* _Stored dataset items_:
# # # # # # #
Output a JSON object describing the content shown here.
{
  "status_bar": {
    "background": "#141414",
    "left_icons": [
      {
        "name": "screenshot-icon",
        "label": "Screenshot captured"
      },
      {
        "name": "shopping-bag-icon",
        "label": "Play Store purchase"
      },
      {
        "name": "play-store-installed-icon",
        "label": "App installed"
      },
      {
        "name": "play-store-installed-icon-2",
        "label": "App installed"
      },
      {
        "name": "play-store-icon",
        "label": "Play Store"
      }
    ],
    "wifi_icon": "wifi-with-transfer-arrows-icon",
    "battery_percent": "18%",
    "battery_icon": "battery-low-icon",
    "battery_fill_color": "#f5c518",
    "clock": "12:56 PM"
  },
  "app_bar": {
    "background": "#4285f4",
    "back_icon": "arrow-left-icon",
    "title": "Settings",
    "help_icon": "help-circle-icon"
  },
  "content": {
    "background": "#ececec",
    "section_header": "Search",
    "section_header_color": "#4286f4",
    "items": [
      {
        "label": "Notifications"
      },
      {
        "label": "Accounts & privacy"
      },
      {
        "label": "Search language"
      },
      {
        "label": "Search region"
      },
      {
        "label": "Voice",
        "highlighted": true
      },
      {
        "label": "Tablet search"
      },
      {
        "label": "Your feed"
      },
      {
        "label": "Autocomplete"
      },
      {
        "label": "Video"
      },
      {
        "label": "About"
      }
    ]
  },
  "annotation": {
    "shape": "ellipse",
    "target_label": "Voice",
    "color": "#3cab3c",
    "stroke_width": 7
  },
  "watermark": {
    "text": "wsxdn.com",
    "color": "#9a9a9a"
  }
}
# # # # # # #
* _Task to complete_: Would you reproduce all the entries exactly?

* _Complete output_:
Output a JSON object describing the content shown here.
{
  "status_bar": {
    "background": "#141414",
    "left_icons": [
      {
        "name": "screenshot-icon",
        "label": "Screenshot captured"
      },
      {
        "name": "shopping-bag-icon",
        "label": "Play Store purchase"
      },
      {
        "name": "play-store-installed-icon",
        "label": "App installed"
      },
      {
        "name": "play-store-installed-icon-2",
        "label": "App installed"
      },
      {
        "name": "play-store-icon",
        "label": "Play Store"
      }
    ],
    "wifi_icon": "wifi-with-transfer-arrows-icon",
    "battery_percent": "18%",
    "battery_icon": "battery-low-icon",
    "battery_fill_color": "#f5c518",
    "clock": "12:56 PM"
  },
  "app_bar": {
    "background": "#4285f4",
    "back_icon": "arrow-left-icon",
    "title": "Settings",
    "help_icon": "help-circle-icon"
  },
  "content": {
    "background": "#ececec",
    "section_header": "Search",
    "section_header_color": "#4286f4",
    "items": [
      {
        "label": "Notifications"
      },
      {
        "label": "Accounts & privacy"
      },
      {
        "label": "Search language"
      },
      {
        "label": "Search region"
      },
      {
        "label": "Voice",
        "highlighted": true
      },
      {
        "label": "Tablet search"
      },
      {
        "label": "Your feed"
      },
      {
        "label": "Autocomplete"
      },
      {
        "label": "Video"
      },
      {
        "label": "About"
      }
    ]
  },
  "annotation": {
    "shape": "ellipse",
    "target_label": "Voice",
    "color": "#3cab3c",
    "stroke_width": 7
  },
  "watermark": {
    "text": "wsxdn.com",
    "color": "#9a9a9a"
  }
}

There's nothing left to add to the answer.